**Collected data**
[START]
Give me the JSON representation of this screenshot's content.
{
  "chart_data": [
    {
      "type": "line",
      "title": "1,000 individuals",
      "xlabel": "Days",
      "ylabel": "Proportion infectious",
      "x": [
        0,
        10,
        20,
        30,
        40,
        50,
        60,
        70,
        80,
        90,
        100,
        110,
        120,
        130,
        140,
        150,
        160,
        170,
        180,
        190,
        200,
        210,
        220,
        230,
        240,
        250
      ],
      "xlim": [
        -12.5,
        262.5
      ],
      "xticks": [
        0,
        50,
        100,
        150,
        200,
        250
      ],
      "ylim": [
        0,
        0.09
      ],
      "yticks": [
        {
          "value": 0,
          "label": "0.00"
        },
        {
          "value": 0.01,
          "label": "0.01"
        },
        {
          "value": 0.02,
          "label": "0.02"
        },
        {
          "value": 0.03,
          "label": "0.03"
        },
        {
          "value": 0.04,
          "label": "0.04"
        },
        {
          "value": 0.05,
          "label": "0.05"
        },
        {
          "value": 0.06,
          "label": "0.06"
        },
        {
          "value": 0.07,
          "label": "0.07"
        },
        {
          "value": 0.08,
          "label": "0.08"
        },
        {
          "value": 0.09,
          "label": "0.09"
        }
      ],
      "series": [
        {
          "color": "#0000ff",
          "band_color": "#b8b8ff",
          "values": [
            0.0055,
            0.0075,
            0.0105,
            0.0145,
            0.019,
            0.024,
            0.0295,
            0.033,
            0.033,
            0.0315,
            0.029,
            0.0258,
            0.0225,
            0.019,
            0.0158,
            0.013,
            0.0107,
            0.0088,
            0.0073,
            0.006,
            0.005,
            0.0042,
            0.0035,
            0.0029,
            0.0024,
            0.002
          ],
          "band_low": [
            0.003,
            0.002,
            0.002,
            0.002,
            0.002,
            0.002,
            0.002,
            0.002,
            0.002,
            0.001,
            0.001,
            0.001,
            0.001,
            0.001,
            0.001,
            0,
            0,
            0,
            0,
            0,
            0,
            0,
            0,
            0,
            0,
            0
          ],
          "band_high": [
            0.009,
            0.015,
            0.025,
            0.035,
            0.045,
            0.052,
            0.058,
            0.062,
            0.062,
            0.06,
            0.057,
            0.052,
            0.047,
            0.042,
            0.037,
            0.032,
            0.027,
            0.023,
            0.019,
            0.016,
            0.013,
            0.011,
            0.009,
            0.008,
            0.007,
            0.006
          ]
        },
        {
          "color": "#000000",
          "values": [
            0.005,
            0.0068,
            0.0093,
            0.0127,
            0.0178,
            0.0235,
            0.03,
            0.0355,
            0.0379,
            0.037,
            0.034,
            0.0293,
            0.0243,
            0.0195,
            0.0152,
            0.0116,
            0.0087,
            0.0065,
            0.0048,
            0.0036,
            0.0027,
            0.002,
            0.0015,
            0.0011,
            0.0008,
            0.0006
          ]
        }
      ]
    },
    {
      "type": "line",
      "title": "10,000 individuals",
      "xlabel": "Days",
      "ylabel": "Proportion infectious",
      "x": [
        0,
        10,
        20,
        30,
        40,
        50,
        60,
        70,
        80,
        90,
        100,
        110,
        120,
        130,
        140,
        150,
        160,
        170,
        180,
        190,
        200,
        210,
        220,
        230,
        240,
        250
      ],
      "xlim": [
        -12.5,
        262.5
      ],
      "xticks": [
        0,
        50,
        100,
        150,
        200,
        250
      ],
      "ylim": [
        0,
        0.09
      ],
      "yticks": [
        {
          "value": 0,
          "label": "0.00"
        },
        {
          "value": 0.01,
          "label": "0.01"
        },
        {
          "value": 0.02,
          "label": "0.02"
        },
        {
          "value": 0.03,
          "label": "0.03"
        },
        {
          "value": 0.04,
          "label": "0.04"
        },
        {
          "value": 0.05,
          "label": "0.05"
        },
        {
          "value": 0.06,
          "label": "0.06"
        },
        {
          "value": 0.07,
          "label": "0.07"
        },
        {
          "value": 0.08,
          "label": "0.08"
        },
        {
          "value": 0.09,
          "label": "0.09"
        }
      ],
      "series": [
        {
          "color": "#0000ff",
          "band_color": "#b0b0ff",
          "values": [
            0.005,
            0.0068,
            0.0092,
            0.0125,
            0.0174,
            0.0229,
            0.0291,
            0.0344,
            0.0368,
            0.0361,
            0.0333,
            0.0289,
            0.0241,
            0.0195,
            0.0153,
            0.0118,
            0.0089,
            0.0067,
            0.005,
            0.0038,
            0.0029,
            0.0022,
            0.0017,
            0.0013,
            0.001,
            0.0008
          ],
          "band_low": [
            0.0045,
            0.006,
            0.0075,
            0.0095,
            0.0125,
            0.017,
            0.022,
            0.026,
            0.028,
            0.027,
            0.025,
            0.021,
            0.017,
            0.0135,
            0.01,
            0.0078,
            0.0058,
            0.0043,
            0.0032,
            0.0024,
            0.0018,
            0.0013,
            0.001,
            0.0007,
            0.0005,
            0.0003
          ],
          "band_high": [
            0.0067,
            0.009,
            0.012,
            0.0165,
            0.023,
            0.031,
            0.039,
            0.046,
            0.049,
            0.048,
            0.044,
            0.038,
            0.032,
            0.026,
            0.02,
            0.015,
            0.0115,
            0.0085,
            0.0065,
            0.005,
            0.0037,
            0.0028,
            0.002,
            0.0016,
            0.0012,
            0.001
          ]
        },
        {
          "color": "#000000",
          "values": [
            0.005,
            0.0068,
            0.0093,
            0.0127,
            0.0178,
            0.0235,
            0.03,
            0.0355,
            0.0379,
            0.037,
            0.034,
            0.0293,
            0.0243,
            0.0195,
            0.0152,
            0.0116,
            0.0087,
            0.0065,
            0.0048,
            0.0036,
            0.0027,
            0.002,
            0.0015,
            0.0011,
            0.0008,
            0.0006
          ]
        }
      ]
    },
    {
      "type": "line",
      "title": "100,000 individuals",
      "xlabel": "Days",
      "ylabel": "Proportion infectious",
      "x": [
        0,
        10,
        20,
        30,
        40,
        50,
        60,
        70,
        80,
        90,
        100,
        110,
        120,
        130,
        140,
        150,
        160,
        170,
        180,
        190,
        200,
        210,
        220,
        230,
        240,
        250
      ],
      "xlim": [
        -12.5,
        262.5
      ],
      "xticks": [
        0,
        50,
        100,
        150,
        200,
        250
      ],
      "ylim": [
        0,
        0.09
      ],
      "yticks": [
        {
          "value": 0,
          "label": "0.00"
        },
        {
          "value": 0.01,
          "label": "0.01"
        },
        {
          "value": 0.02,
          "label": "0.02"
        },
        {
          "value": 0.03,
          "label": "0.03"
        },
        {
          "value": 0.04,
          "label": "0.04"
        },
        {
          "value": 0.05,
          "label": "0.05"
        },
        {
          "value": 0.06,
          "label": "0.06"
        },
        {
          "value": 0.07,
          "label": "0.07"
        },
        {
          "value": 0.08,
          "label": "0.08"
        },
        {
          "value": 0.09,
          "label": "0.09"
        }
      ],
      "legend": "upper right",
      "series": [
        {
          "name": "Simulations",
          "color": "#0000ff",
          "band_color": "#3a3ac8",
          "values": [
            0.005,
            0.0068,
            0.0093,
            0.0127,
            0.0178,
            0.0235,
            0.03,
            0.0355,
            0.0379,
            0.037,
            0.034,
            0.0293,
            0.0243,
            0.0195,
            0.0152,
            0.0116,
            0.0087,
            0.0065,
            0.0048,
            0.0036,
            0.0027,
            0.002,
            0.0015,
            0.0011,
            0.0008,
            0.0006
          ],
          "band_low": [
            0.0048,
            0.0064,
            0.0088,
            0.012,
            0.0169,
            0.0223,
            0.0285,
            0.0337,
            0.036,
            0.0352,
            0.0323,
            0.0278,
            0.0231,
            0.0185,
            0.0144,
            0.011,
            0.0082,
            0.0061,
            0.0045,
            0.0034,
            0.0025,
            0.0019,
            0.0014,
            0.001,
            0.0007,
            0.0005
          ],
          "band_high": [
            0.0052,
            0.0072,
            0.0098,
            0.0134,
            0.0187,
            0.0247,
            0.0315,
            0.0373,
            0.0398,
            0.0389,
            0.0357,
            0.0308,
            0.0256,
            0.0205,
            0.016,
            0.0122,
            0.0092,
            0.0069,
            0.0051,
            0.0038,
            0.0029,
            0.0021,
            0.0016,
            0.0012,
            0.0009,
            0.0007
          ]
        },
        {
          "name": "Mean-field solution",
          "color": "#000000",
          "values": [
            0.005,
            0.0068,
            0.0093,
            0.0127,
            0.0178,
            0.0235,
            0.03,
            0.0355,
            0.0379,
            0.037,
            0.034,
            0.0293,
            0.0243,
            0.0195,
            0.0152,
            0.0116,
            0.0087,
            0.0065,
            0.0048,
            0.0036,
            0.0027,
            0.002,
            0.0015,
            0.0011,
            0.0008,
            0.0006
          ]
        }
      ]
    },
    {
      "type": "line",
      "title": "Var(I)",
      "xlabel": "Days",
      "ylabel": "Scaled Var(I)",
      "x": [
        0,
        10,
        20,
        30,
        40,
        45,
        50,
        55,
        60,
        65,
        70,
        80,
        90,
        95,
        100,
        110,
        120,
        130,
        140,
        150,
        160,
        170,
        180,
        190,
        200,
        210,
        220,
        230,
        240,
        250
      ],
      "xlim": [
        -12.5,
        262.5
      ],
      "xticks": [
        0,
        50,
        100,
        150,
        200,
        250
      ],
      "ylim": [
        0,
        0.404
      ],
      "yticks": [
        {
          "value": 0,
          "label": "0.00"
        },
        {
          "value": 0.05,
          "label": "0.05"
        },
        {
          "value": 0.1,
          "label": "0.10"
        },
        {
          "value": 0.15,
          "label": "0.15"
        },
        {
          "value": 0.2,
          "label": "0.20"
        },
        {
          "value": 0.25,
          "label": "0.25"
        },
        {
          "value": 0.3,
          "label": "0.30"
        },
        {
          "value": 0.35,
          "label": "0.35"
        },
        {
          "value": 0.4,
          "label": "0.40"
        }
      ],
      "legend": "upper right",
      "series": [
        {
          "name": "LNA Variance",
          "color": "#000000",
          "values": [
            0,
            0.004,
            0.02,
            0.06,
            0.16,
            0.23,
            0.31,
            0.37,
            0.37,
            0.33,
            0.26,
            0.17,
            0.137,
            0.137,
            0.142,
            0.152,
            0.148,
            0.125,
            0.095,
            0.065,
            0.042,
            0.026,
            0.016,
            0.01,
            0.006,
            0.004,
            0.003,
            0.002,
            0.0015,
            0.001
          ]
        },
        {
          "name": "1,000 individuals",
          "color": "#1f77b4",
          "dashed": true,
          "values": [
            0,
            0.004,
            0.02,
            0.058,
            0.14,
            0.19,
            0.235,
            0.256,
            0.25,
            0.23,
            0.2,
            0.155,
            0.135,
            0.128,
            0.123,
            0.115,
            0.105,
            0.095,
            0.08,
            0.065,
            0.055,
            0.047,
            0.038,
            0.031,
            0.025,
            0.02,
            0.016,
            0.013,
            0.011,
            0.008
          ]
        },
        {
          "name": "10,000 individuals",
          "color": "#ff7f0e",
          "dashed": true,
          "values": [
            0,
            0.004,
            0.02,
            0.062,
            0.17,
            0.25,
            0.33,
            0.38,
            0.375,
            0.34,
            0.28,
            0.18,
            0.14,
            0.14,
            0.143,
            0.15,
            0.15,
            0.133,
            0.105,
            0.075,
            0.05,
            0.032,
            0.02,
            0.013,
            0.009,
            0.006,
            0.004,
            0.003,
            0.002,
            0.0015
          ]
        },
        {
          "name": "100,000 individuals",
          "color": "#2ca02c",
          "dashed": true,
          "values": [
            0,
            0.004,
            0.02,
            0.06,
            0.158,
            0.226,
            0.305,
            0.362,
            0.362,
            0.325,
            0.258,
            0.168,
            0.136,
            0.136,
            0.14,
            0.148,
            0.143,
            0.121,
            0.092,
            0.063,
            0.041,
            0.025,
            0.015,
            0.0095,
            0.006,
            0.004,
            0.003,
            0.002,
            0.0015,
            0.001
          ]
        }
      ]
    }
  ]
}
[END]
**Exercise goal**
Show, from the material above, each line that includes the string "individuals".

**Answer below**
      "title": "1,000 individuals",
      "title": "10,000 individuals",
      "title": "100,000 individuals",
          "name": "1,000 individuals",
          "name": "10,000 individuals",
          "name": "100,000 individuals",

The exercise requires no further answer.